◆ **THE TASK**
Give the records back in full, exactly as they read.

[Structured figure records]
----
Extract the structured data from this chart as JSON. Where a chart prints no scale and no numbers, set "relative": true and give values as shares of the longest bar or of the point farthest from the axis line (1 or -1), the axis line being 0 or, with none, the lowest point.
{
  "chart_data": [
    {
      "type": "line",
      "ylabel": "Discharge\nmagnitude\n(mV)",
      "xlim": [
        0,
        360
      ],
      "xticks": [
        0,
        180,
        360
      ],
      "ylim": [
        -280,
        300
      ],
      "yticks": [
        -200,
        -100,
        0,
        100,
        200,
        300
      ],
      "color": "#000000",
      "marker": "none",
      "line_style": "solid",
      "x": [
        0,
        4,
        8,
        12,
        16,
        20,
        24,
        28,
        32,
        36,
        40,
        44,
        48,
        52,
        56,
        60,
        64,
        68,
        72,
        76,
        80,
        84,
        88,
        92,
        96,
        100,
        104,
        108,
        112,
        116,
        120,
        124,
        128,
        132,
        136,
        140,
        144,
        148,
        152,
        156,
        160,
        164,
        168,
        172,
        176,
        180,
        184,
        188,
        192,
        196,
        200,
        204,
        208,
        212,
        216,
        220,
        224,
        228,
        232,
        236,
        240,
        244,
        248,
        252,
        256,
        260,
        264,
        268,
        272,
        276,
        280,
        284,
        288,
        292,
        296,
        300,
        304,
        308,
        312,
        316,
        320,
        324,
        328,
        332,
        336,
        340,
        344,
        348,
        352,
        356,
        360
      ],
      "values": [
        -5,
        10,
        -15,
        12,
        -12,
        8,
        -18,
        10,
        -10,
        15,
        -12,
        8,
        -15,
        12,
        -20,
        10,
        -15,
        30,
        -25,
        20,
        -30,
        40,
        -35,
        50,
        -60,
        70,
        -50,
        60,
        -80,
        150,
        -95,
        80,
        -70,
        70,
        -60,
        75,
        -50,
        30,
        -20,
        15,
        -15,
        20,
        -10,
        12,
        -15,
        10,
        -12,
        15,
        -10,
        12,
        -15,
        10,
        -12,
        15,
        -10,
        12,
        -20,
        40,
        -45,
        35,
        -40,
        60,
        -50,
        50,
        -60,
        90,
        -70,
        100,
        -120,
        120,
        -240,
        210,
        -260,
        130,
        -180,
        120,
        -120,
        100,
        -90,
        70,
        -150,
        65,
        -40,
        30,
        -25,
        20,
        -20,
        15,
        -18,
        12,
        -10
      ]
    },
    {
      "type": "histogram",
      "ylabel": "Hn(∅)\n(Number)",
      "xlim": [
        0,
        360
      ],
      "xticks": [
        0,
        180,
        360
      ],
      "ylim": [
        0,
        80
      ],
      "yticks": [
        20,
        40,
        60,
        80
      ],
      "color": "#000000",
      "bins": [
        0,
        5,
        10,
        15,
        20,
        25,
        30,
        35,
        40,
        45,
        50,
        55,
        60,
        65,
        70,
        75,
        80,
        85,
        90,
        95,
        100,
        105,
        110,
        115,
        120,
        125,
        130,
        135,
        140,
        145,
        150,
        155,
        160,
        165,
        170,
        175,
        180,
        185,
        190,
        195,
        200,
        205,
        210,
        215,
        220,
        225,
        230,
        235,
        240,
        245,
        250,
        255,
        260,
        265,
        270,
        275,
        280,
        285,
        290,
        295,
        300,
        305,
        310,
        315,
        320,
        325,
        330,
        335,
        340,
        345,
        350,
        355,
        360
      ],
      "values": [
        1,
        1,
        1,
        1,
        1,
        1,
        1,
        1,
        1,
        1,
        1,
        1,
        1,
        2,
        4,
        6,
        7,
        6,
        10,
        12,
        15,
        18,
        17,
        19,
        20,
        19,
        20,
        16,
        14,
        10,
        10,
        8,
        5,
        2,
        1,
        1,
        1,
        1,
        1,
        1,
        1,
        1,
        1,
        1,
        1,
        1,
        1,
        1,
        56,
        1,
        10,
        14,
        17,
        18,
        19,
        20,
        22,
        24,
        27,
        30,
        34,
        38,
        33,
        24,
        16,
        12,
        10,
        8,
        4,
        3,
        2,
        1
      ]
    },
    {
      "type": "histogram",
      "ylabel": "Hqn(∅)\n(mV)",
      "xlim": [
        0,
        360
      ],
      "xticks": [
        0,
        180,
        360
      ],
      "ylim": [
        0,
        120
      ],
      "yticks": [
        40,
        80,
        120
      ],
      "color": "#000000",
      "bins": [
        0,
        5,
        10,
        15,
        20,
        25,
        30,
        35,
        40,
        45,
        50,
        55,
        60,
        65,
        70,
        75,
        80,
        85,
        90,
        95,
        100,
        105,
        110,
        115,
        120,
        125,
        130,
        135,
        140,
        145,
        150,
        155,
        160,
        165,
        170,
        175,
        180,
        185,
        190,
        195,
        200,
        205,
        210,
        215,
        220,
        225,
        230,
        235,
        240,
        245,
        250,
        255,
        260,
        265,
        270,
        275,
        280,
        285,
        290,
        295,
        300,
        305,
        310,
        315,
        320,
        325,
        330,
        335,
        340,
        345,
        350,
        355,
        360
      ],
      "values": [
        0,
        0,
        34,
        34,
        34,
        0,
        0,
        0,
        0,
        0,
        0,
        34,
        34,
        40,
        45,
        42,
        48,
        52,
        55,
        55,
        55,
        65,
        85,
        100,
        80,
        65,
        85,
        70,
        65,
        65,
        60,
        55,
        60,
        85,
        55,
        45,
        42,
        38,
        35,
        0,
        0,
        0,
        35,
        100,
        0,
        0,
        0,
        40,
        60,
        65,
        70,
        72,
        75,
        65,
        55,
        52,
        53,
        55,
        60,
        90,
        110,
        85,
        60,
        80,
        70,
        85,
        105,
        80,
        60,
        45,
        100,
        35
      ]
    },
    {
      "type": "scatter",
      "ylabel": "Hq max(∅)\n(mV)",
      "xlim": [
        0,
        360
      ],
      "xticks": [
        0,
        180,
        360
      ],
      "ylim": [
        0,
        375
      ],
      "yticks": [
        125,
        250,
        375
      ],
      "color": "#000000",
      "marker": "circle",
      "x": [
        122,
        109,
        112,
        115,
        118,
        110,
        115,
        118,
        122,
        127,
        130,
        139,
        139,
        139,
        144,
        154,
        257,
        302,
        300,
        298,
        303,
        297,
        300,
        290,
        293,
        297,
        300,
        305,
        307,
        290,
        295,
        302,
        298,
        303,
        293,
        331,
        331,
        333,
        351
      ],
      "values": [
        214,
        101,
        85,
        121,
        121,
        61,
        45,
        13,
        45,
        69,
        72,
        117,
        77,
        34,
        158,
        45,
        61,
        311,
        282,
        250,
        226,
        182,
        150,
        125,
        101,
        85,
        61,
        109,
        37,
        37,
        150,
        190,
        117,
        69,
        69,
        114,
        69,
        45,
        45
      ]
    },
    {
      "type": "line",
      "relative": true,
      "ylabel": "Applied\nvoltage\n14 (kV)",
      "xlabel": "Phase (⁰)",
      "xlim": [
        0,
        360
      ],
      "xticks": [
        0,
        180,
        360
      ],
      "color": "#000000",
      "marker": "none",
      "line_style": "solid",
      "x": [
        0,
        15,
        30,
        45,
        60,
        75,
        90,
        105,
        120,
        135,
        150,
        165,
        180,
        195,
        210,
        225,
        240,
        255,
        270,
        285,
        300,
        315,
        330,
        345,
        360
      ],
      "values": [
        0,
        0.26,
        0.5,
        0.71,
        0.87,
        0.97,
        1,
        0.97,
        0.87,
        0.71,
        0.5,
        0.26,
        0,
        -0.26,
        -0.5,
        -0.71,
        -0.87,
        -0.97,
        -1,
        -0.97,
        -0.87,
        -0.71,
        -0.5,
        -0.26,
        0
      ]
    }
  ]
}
----
◆ **THE REPLY**
Extract the structured data from this chart as JSON. Where a chart prints no scale and no numbers, set "relative": true and give values as shares of the longest bar or of the point farthest from the axis line (1 or -1), the axis line being 0 or, with none, the lowest point.
{
  "chart_data": [
    {
      "type": "line",
      "ylabel": "Discharge\nmagnitude\n(mV)",
      "xlim": [
        0,
        360
      ],
      "xticks": [
        0,
        180,
        360
      ],
      "ylim": [
        -280,
        300
      ],
      "yticks": [
        -200,
        -100,
        0,
        100,
        200,
        300
      ],
      "color": "#000000",
      "marker": "none",
      "line_style": "solid",
      "x": [
        0,
        4,
        8,
        12,
        16,
        20,
        24,
        28,
        32,
        36,
        40,
        44,
        48,
        52,
        56,
        60,
        64,
        68,
        72,
        76,
        80,
        84,
        88,
        92,
        96,
        100,
        104,
        108,
        112,
        116,
        120,
        124,
        128,
        132,
        136,
        140,
        144,
        148,
        152,
        156,
        160,
        164,
        168,
        172,
        176,
        180,
        184,
        188,
        192,
        196,
        200,
        204,
        208,
        212,
        216,
        220,
        224,
        228,
        232,
        236,
        240,
        244,
        248,
        252,
        256,
        260,
        264,
        268,
        272,
        276,
        280,
        284,
        288,
        292,
        296,
        300,
        304,
        308,
        312,
        316,
        320,
        324,
        328,
        332,
        336,
        340,
        344,
        348,
        352,
        356,
        360
      ],
      "values": [
        -5,
        10,
        -15,
        12,
        -12,
        8,
        -18,
        10,
        -10,
        15,
        -12,
        8,
        -15,
        12,
        -20,
        10,
        -15,
        30,
        -25,
        20,
        -30,
        40,
        -35,
        50,
        -60,
        70,
        -50,
        60,
        -80,
        150,
        -95,
        80,
        -70,
        70,
        -60,
        75,
        -50,
        30,
        -20,
        15,
        -15,
        20,
        -10,
        12,
        -15,
        10,
        -12,
        15,
        -10,
        12,
        -15,
        10,
        -12,
        15,
        -10,
        12,
        -20,
        40,
        -45,
        35,
        -40,
        60,
        -50,
        50,
        -60,
        90,
        -70,
        100,
        -120,
        120,
        -240,
        210,
        -260,
        130,
        -180,
        120,
        -120,
        100,
        -90,
        70,
        -150,
        65,
        -40,
        30,
        -25,
        20,
        -20,
        15,
        -18,
        12,
        -10
      ]
    },
    {
      "type": "histogram",
      "ylabel": "Hn(∅)\n(Number)",
      "xlim": [
        0,
        360
      ],
      "xticks": [
        0,
        180,
        360
      ],
      "ylim": [
        0,
        80
      ],
      "yticks": [
        20,
        40,
        60,
        80
      ],
      "color": "#000000",
      "bins": [
        0,
        5,
        10,
        15,
        20,
        25,
        30,
        35,
        40,
        45,
        50,
        55,
        60,
        65,
        70,
        75,
        80,
        85,
        90,
        95,
        100,
        105,
        110,
        115,
        120,
        125,
        130,
        135,
        140,
        145,
        150,
        155,
        160,
        165,
        170,
        175,
        180,
        185,
        190,
        195,
        200,
        205,
        210,
        215,
        220,
        225,
        230,
        235,
        240,
        245,
        250,
        255,
        260,
        265,
        270,
        275,
        280,
        285,
        290,
        295,
        300,
        305,
        310,
        315,
        320,
        325,
        330,
        335,
        340,
        345,
        350,
        355,
        360
      ],
      "values": [
        1,
        1,
        1,
        1,
        1,
        1,
        1,
        1,
        1,
        1,
        1,
        1,
        1,
        2,
        4,
        6,
        7,
        6,
        10,
        12,
        15,
        18,
        17,
        19,
        20,
        19,
        20,
        16,
        14,
        10,
        10,
        8,
        5,
        2,
        1,
        1,
        1,
        1,
        1,
        1,
        1,
        1,
        1,
        1,
        1,
        1,
        1,
        1,
        56,
        1,
        10,
        14,
        17,
        18,
        19,
        20,
        22,
        24,
        27,
        30,
        34,
        38,
        33,
        24,
        16,
        12,
        10,
        8,
        4,
        3,
        2,
        1
      ]
    },
    {
      "type": "histogram",
      "ylabel": "Hqn(∅)\n(mV)",
      "xlim": [
        0,
        360
      ],
      "xticks": [
        0,
        180,
        360
      ],
      "ylim": [
        0,
        120
      ],
      "yticks": [
        40,
        80,
        120
      ],
      "color": "#000000",
      "bins": [
        0,
        5,
        10,
        15,
        20,
        25,
        30,
        35,
        40,
        45,
        50,
        55,
        60,
        65,
        70,
        75,
        80,
        85,
        90,
        95,
        100,
        105,
        110,
        115,
        120,
        125,
        130,
        135,
        140,
        145,
        150,
        155,
        160,
        165,
        170,
        175,
        180,
        185,
        190,
        195,
        200,
        205,
        210,
        215,
        220,
        225,
        230,
        235,
        240,
        245,
        250,
        255,
        260,
        265,
        270,
        275,
        280,
        285,
        290,
        295,
        300,
        305,
        310,
        315,
        320,
        325,
        330,
        335,
        340,
        345,
        350,
        355,
        360
      ],
      "values": [
        0,
        0,
        34,
        34,
        34,
        0,
        0,
        0,
        0,
        0,
        0,
        34,
        34,
        40,
        45,
        42,
        48,
        52,
        55,
        55,
        55,
        65,
        85,
        100,
        80,
        65,
        85,
        70,
        65,
        65,
        60,
        55,
        60,
        85,
        55,
        45,
        42,
        38,
        35,
        0,
        0,
        0,
        35,
        100,
        0,
        0,
        0,
        40,
        60,
        65,
        70,
        72,
        75,
        65,
        55,
        52,
        53,
        55,
        60,
        90,
        110,
        85,
        60,
        80,
        70,
        85,
        105,
        80,
        60,
        45,
        100,
        35
      ]
    },
    {
      "type": "scatter",
      "ylabel": "Hq max(∅)\n(mV)",
      "xlim": [
        0,
        360
      ],
      "xticks": [
        0,
        180,
        360
      ],
      "ylim": [
        0,
        375
      ],
      "yticks": [
        125,
        250,
        375
      ],
      "color": "#000000",
      "marker": "circle",
      "x": [
        122,
        109,
        112,
        115,
        118,
        110,
        115,
        118,
        122,
        127,
        130,
        139,
        139,
        139,
        144,
        154,
        257,
        302,
        300,
        298,
        303,
        297,
        300,
        290,
        293,
        297,
        300,
        305,
        307,
        290,
        295,
        302,
        298,
        303,
        293,
        331,
        331,
        333,
        351
      ],
      "values": [
        214,
        101,
        85,
        121,
        121,
        61,
        45,
        13,
        45,
        69,
        72,
        117,
        77,
        34,
        158,
        45,
        61,
        311,
        282,
        250,
        226,
        182,
        150,
        125,
        101,
        85,
        61,
        109,
        37,
        37,
        150,
        190,
        117,
        69,
        69,
        114,
        69,
        45,
        45
      ]
    },
    {
      "type": "line",
      "relative": true,
      "ylabel": "Applied\nvoltage\n14 (kV)",
      "xlabel": "Phase (⁰)",
      "xlim": [
        0,
        360
      ],
      "xticks": [
        0,
        180,
        360
      ],
      "color": "#000000",
      "marker": "none",
      "line_style": "solid",
      "x": [
        0,
        15,
        30,
        45,
        60,
        75,
        90,
        105,
        120,
        135,
        150,
        165,
        180,
        195,
        210,
        225,
        240,
        255,
        270,
        285,
        300,
        315,
        330,
        345,
        360
      ],
      "values": [
        0,
        0.26,
        0.5,
        0.71,
        0.87,
        0.97,
        1,
        0.97,
        0.87,
        0.71,
        0.5,
        0.26,
        0,
        -0.26,
        -0.5,
        -0.71,
        -0.87,
        -0.97,
        -1,
        -0.97,
        -0.87,
        -0.71,
        -0.5,
        -0.26,
        0
      ]
    }
  ]
}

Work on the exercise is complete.